** TASK REQUIREMENTS **
Read the records below. Copy each line where the string "Match" occurs.

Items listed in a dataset
— Begin —
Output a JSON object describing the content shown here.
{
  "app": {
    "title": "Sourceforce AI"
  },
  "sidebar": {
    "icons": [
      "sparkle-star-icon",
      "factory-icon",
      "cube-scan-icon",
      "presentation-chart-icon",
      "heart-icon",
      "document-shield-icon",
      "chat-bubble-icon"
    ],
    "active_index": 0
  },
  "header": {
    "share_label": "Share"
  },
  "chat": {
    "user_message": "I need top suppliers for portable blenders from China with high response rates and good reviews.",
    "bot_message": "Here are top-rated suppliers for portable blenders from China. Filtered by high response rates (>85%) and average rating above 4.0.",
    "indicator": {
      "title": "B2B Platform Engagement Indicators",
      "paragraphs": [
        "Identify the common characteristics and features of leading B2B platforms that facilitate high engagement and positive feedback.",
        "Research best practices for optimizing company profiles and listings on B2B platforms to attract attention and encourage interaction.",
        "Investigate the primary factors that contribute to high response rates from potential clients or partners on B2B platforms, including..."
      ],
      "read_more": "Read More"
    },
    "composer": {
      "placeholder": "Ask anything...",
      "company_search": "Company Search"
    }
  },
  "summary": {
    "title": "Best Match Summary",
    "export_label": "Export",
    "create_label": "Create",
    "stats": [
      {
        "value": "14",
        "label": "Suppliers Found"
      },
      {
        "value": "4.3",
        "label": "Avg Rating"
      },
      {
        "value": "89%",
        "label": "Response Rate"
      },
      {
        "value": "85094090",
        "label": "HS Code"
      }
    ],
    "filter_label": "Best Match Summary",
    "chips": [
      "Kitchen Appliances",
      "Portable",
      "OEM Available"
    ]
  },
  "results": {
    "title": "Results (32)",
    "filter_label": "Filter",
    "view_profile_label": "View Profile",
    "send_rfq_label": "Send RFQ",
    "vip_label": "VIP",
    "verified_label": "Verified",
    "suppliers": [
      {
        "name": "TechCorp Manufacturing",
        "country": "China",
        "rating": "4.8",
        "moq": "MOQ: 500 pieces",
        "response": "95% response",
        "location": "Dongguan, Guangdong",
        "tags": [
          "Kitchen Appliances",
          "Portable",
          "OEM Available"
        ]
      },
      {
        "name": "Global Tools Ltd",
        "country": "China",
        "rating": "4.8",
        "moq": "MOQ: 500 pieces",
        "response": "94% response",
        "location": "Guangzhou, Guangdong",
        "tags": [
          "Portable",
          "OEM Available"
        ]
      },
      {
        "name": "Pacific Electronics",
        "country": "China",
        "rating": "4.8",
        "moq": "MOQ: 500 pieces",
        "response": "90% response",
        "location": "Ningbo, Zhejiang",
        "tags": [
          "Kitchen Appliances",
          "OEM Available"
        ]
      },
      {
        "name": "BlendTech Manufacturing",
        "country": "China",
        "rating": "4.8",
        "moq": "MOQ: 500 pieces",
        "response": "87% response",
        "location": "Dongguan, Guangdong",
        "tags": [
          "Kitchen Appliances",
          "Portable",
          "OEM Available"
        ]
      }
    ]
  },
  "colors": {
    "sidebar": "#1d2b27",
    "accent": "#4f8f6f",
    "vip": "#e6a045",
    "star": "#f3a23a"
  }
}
— End —
** FINISHED TASK **
    "title": "Best Match Summary",
    "filter_label": "Best Match Summary",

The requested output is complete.